• [Exercise description]
From the entries below, please gather each line containing the string "Data".

• [Records]
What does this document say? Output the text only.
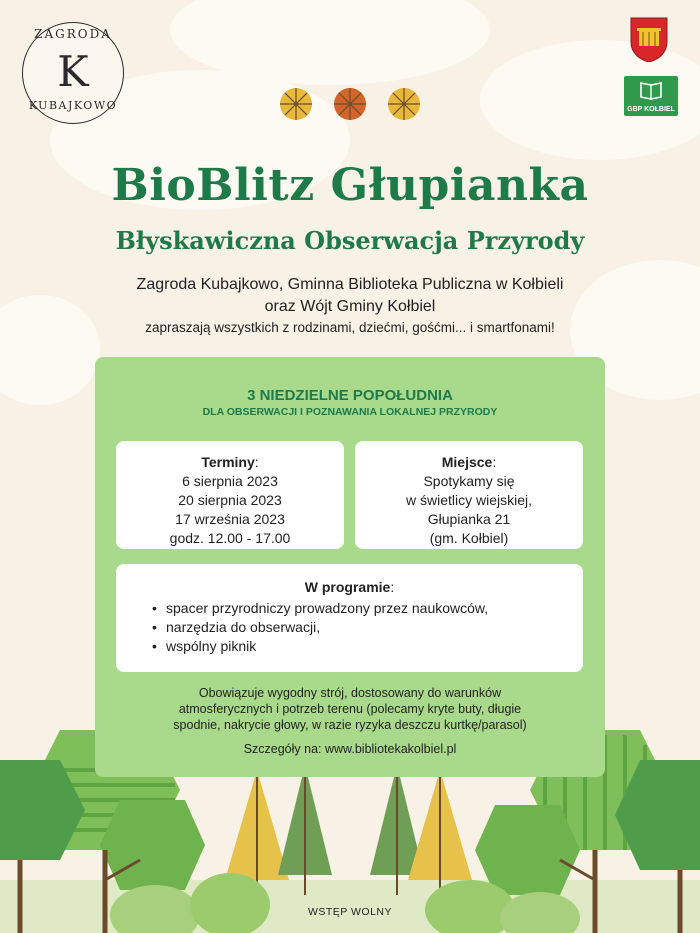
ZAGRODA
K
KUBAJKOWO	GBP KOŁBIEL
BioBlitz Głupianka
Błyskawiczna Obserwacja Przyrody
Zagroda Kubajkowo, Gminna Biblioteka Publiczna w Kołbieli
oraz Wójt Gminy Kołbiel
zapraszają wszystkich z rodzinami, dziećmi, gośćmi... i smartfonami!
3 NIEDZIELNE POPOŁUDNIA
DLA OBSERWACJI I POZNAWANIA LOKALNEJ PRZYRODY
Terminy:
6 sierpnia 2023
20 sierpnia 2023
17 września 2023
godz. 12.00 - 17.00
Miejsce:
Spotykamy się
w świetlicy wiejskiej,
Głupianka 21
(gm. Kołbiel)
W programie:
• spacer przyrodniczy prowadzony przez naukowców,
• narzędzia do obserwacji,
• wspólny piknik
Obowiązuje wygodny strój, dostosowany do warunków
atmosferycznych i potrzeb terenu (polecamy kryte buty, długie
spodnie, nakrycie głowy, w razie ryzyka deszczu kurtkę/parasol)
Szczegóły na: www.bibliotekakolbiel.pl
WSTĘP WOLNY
---
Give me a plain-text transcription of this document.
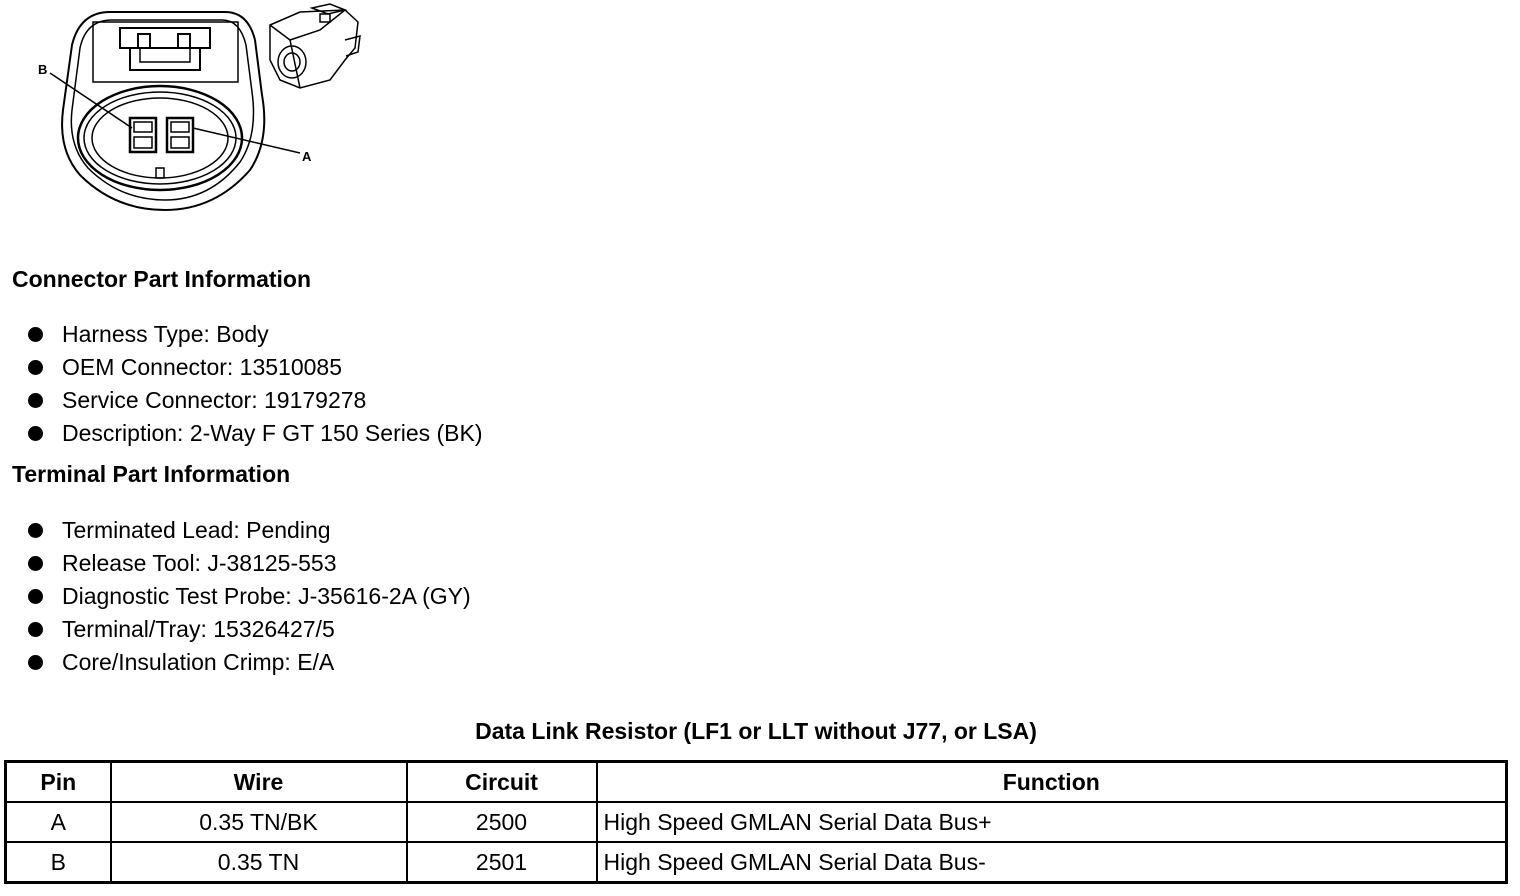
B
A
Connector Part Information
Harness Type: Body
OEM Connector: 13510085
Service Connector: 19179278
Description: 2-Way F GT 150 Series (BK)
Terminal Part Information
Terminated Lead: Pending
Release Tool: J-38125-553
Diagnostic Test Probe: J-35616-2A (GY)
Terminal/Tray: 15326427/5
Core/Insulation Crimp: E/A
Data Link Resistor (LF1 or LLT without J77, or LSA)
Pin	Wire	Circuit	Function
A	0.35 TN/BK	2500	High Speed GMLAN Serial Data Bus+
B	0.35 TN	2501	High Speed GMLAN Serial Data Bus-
...
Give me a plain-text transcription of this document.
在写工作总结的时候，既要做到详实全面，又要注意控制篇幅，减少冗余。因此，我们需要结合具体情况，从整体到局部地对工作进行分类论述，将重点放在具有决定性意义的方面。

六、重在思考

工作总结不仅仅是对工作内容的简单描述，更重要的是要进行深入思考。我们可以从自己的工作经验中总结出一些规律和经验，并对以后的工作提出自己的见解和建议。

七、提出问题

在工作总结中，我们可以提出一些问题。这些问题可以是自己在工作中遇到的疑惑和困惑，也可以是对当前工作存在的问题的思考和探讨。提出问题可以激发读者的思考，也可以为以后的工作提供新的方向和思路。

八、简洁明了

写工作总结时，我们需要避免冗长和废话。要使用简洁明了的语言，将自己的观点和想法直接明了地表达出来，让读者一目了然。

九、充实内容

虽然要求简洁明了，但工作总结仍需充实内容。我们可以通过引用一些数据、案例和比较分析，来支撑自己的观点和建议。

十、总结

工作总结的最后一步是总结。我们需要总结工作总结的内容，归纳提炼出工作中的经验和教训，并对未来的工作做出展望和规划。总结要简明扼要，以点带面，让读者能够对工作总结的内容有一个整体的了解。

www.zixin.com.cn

• [Task solution]
Data Link Resistor (LF1 or LLT without J77, or LSA)
A	0.35 TN/BK	2500	High Speed GMLAN Serial Data Bus+
B	0.35 TN	2501	High Speed GMLAN Serial Data Bus-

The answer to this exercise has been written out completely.